Stored dataset items

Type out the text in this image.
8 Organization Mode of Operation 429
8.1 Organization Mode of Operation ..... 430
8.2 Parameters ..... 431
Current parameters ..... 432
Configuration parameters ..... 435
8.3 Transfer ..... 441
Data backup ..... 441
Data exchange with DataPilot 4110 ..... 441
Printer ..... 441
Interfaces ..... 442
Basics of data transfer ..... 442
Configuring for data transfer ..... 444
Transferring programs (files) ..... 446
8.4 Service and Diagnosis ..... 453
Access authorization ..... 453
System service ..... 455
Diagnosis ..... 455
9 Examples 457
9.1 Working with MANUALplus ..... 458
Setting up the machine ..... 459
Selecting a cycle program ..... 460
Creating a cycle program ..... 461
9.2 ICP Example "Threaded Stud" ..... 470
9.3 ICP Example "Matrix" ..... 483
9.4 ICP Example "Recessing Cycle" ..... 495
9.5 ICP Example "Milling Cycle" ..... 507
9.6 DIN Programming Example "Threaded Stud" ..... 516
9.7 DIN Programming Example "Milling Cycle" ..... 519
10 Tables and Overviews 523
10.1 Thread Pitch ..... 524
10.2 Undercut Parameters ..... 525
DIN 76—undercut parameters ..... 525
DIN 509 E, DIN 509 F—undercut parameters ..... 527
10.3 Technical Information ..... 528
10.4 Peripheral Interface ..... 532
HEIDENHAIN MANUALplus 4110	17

▶ WHAT IS REQUIRED
Extract all of the material exactly as it is written.

▶ PROBLEM SOLUTION
Type out the text in this image.
8 Organization Mode of Operation 429
8.1 Organization Mode of Operation ..... 430
8.2 Parameters ..... 431
Current parameters ..... 432
Configuration parameters ..... 435
8.3 Transfer ..... 441
Data backup ..... 441
Data exchange with DataPilot 4110 ..... 441
Printer ..... 441
Interfaces ..... 442
Basics of data transfer ..... 442
Configuring for data transfer ..... 444
Transferring programs (files) ..... 446
8.4 Service and Diagnosis ..... 453
Access authorization ..... 453
System service ..... 455
Diagnosis ..... 455
9 Examples 457
9.1 Working with MANUALplus ..... 458
Setting up the machine ..... 459
Selecting a cycle program ..... 460
Creating a cycle program ..... 461
9.2 ICP Example "Threaded Stud" ..... 470
9.3 ICP Example "Matrix" ..... 483
9.4 ICP Example "Recessing Cycle" ..... 495
9.5 ICP Example "Milling Cycle" ..... 507
9.6 DIN Programming Example "Threaded Stud" ..... 516
9.7 DIN Programming Example "Milling Cycle" ..... 519
10 Tables and Overviews 523
10.1 Thread Pitch ..... 524
10.2 Undercut Parameters ..... 525
DIN 76—undercut parameters ..... 525
DIN 509 E, DIN 509 F—undercut parameters ..... 527
10.3 Technical Information ..... 528
10.4 Peripheral Interface ..... 532
HEIDENHAIN MANUALplus 4110	17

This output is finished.